═════ Text to read ═════
And also by the reality that the tools are prototype level. Bittorrent and bitcoin are two incredible examples of applied cryptography and network science. They've showed us what's possible, but they're only the tip of the iceberg.

For many applications, lack of commodification is a feature, not a bug. What's holding us back is that the tools aren't built yet, but that's a work in progress!


>, why would you need lots of people to seed your 100 GB of personal vacation photos?

I think you're missing some context for the motivation of Filecoin. One of the elevator pitches is that it can disrupt cloud storage like Amazon S3.[1][2]

People do put personal files (e.g. via a cloud backup service) on cloud storage like AWS S3. Instead of a paying a centralized Amazon, Filecoin claims they have a way for money to go to the decentralized owners of harddrives.

Therefore, if "backing up my personal vacation photos" to Amazon S3 is a use case, that means the decentralized peers hosting my uninteresting personal files is also supposed to be possible.

>But don't use bittorrent, use the right tool for the job...

Yes, exactly. That's what my reply to gp was explaining: his suggestion of webtorrent/bittorrent/gun is a protocol that solves a different problem than the one Filecoin tries to solve.

[1] https://www.google.com/search?q=filecoin+amazon+aws+s3

[2] deep link of Juan Benet of Filecoin mentioning the centralized cloud services: https://youtu.be/6h2WNxEV8q4?t=482


> the motivation of Filecoin

was to sell tokens. Take an existing idea, build an incomplete implementation with a token attached, talk about features that don't exist as if they do - ICO success!


I agree, the problem is that Bitcoin and Filecoin (per author's IPFS scaling issues) do NOT scale though.

You must solve the technical scaling problem first, then sure, heck, add tokens if you dandy.

WebTorrent/GUN/etc. do scale. Add economics to that.

Preferably, add something that is time-scarce so people do not have to lose money (they don't pay FB or Google! If they have to pay Filecoin, they'll still choose free FB), something like BAT or Pirate Booty ( https://hackernoon.com/hollywood-crypto-behavioral-economics... ).


You can't always just "layer economics" on top. Sometimes the problem is economical.

Consider what it would take to replace DNS with a distributed system. In a global namespace, names have value. You can't just operate on first-come first-served - there needs to be a system that ensures that names go to whoever wants it most. In other words, the challenge to be solved there isn't the technical one of having a DHT - that's a mostly solved problem - it's how the hell to make the names cost money, and who the money goes to. (And if you don't think the names should cost money, how do you propose allocation should work?)


It isn't valuable because "we" say so (whoever "we" is). One reason it is valuable is because millions of dollars of energy resource is put into it to ensure that it is decentralized


That's a ridiculous misunderstanding of value. Just because you waste valuable resources to produce something doesn't mean the thing you produce is now valuable. If I feed my dog millions of dollars worth of beluga caviar, it doesn't mean his dogshit is now worth millions.
═════
Task objective → Carry on the discussion thread above about Filecoin and decentralized storage, starting right after its final reply.
═════ Data block ═════
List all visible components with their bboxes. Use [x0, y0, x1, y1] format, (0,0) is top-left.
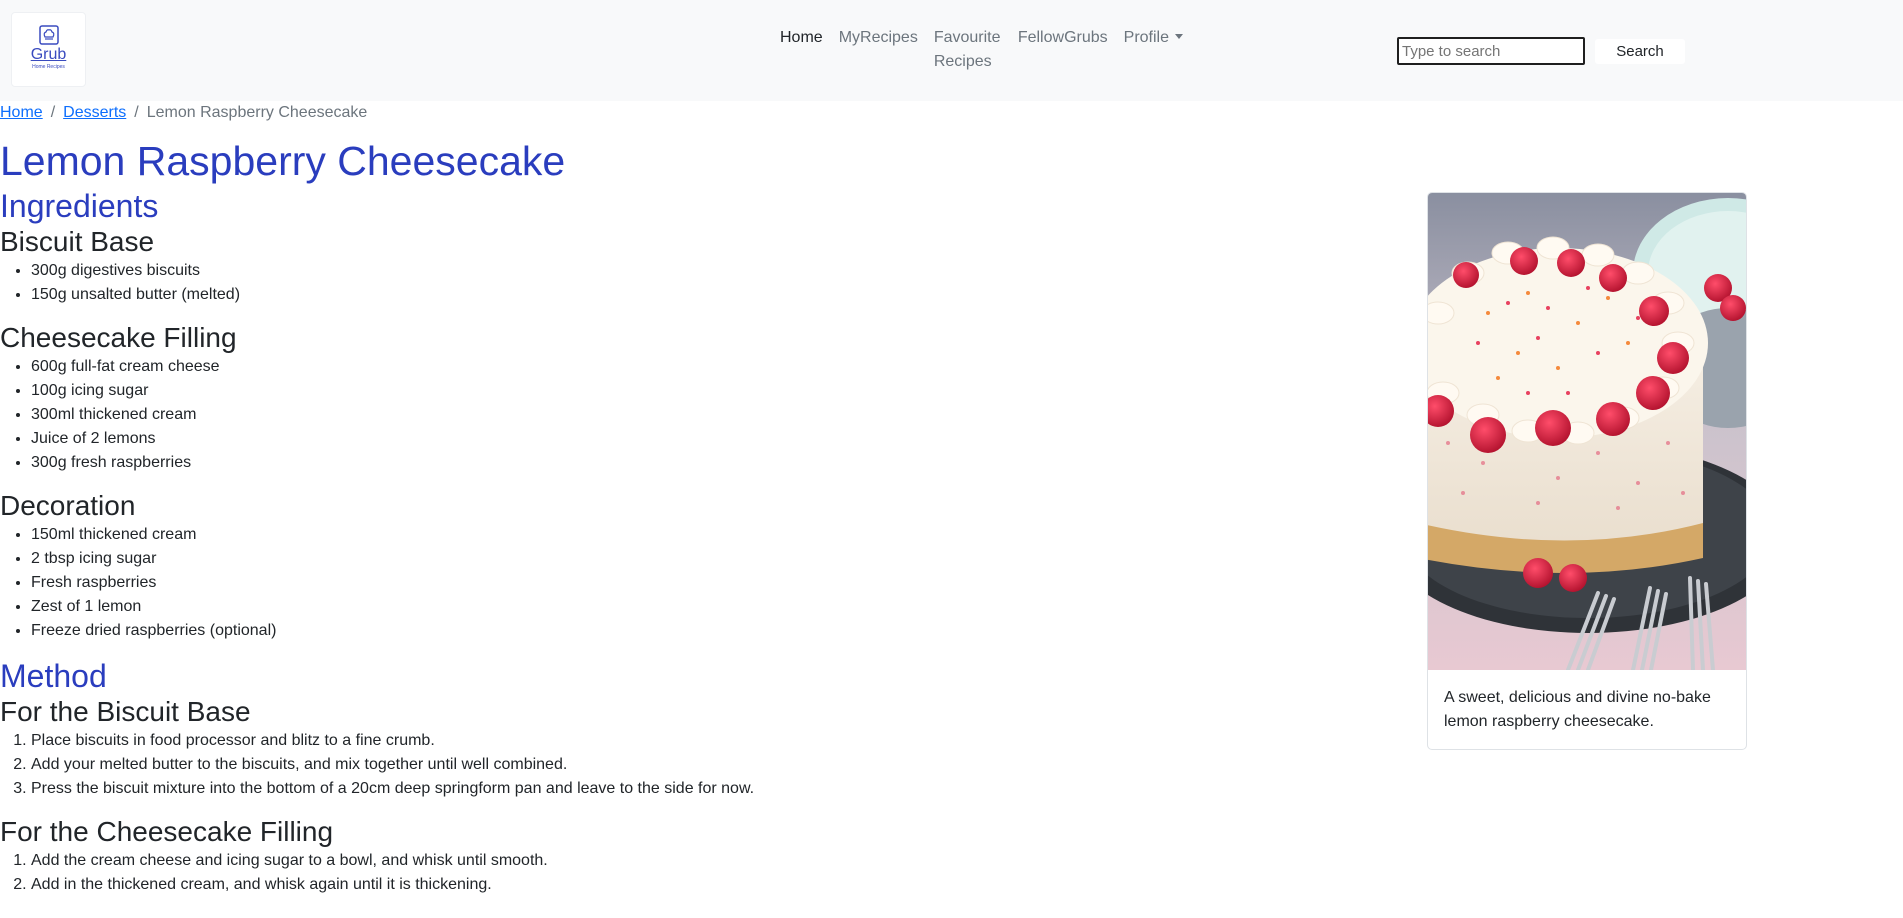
═════
Solved exercise →
To the degree that bitcoin is valuable today, it's because speculators think somebody else will pay them more for it in the future.


Did you read the last part of my statement "to ensure that it is decentralized"?

True decentralization at this level is why it is valuable


The fact that you have to waste ever-escalating amounts of electricity to make bitcoins doesn't ensure that it's decentralized.

If anything, it means that economies of scale will favor larger organizations. In fact, that's what we see, with a few large Chinese mining syndicates controlling a majority of the hashrate: https://www.buybitcoinworldwide.com/mining/china/

Compare bitcoin to a real decentralized system like bittorrent, or hell, email.


> We already have a tested and working native internet currency: bitcoin.

Bitcoin manages low 6 figure transactions per day, using as much energy as the entire country of New Zealand to do so. That’s far from internet scale (or even “single Raspberry Pi”-scale) and, because it was designed around gold bug economics, the protocol says it can never improve because the whole point was to scale the overhead as a function of network size.

Fundamentally, the reason why none of these have worked comes down to economics: if you’re storing things, you want provable access times and reliability but the costs of doing so in a decentralized system are much higher than in a centralized model because you need more copies to balance out the lack of trust. That also hurts on the other side of this: if you’re considering hosting, you need to charge more to cover your risk of getting involved in legal proceedings and there’s a fairly high threshold where that risk just isn’t worth it.


>Why a "Filecoin"? We already have a tested and working native internet currency: bitcoin.

Maybe the "proof" section of the FAQ will explain the difference: https://filecoin.io/faqs#what-s-the-difference-between-all-t...

If you've already read that FAQ and still disagree, are you saying you can embed the incentives to store terabytes of others' data and also the proof of that storage into existing Bitcoin blocks?

(I'm not saying IPFS "proof-of-storage" scheme will work. I'm just saying Bitcoin's proof-of-(cpu)-work doesn't seem to easily map to verification that the peers' harddrives actually has the data they claim to have stored.)


In fact, Bitcoin's blockchain is not the right data structure for something like this.


> Why a "Filecoin"? We already have a tested and working native internet currency: bitcoin.

Because it’s a lot easier to raise $300 million on a bit of hype selling your own coin.

(Also Bitcoin micropayments aren’t quite there yet, but I’m not sure any other truly decentralized cryptocurrency really is either)


The problem with any alternative token transfer systems is that they either introduce additional points of centralization (hence attack vectors) or end up being significantly inferior to bitcoin in terms of scalability, reliability, testing and user base.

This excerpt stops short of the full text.